_THE INPUT_.
## Start

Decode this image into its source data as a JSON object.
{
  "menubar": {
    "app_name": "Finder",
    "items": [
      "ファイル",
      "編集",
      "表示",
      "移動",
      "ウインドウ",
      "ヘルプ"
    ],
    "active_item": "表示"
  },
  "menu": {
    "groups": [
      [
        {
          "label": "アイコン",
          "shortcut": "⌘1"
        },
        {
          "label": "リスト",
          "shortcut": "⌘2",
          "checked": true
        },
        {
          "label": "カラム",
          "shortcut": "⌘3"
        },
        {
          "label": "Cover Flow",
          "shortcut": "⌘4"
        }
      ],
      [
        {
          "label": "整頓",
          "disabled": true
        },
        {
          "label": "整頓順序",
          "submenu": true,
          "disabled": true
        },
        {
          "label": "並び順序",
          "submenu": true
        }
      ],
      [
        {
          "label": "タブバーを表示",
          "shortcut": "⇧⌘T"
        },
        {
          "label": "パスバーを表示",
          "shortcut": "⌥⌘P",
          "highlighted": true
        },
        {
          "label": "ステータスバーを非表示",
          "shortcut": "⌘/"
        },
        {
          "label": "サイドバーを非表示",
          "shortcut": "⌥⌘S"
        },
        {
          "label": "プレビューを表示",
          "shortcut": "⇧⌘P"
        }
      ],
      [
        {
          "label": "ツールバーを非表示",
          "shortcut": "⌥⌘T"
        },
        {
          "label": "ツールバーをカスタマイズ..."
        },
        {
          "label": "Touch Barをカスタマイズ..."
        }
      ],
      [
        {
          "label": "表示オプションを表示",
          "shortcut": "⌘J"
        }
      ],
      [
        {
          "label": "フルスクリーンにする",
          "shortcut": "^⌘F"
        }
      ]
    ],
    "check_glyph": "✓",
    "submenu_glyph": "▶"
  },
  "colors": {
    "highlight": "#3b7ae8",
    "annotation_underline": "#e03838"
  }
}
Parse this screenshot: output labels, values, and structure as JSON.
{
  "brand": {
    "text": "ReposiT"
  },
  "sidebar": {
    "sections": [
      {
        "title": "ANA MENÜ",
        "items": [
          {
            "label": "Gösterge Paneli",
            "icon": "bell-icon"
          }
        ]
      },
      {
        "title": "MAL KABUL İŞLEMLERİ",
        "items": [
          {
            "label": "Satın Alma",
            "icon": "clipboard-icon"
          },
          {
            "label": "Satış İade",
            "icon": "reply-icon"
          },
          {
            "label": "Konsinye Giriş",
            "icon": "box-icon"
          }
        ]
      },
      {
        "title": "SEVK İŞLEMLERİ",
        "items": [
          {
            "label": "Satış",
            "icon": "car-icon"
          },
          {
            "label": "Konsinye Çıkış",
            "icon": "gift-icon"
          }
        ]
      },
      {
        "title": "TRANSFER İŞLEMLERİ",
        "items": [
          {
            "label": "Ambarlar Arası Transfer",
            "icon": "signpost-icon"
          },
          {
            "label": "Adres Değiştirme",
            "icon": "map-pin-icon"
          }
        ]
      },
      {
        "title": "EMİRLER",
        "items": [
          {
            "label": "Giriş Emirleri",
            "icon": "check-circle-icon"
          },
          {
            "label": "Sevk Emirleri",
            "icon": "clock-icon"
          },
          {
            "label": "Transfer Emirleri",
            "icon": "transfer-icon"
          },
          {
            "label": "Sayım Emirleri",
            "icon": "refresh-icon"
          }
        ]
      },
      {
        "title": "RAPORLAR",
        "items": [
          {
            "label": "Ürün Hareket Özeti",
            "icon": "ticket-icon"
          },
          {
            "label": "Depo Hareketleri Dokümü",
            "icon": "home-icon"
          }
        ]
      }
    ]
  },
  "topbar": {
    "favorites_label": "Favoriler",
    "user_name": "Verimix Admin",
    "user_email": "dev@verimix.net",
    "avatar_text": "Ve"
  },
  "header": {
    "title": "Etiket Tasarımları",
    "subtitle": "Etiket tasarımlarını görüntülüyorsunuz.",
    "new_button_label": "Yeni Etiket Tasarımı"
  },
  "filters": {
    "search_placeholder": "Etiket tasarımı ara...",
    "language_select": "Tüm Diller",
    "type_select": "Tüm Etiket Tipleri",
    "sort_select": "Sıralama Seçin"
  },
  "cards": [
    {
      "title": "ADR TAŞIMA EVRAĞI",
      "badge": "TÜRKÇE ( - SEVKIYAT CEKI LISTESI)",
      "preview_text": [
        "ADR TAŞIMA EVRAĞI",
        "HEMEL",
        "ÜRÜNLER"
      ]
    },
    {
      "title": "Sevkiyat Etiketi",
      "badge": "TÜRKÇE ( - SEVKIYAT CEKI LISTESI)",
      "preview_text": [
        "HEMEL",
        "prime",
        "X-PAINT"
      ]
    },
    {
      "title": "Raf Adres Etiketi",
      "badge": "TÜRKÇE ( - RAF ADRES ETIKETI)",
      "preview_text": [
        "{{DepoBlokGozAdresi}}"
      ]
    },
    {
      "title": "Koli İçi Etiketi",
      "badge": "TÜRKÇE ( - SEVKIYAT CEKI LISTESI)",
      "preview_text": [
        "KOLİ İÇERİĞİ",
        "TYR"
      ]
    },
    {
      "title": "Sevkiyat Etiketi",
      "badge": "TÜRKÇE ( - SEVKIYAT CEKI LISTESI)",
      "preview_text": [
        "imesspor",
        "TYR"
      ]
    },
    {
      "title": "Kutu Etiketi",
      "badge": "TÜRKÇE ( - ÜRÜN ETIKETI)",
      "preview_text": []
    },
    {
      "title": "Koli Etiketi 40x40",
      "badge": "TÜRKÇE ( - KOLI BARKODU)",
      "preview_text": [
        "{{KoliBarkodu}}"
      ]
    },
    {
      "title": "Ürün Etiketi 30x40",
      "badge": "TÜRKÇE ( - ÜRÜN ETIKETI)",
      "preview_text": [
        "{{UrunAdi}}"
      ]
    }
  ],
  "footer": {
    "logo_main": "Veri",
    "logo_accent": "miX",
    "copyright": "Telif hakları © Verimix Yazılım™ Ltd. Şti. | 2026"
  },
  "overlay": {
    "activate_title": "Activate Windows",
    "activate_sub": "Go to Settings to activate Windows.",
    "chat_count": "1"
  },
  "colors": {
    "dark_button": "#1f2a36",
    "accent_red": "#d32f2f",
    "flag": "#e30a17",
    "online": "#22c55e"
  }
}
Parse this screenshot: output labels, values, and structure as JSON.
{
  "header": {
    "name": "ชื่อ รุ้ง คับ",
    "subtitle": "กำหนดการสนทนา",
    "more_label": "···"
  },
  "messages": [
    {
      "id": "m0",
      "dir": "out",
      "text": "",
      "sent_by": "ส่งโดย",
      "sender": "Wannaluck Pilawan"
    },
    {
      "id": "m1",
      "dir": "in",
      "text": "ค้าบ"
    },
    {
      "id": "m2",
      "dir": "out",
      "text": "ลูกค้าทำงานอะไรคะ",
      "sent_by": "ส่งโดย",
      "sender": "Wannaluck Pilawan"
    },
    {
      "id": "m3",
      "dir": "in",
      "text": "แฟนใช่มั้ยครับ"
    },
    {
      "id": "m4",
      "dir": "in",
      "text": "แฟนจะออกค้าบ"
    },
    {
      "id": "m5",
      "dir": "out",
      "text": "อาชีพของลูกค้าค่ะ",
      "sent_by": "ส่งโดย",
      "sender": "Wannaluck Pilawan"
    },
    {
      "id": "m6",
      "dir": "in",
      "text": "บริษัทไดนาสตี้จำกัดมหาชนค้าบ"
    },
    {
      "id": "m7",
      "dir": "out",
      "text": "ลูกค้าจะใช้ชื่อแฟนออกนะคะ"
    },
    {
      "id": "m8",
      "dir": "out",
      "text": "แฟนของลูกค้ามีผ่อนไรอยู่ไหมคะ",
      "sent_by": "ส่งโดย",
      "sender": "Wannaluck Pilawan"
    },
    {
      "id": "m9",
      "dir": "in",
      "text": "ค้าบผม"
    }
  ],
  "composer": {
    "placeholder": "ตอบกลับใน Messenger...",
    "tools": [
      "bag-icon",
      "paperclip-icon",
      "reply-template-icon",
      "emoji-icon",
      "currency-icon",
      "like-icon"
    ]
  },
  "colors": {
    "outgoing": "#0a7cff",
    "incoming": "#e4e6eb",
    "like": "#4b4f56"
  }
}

## End

_INSTRUCTION_. Pick out and copy the lines of the material that include the word "Windows".

_CORRECT RESPONSE_.
    "activate_title": "Activate Windows",
    "activate_sub": "Go to Settings to activate Windows.",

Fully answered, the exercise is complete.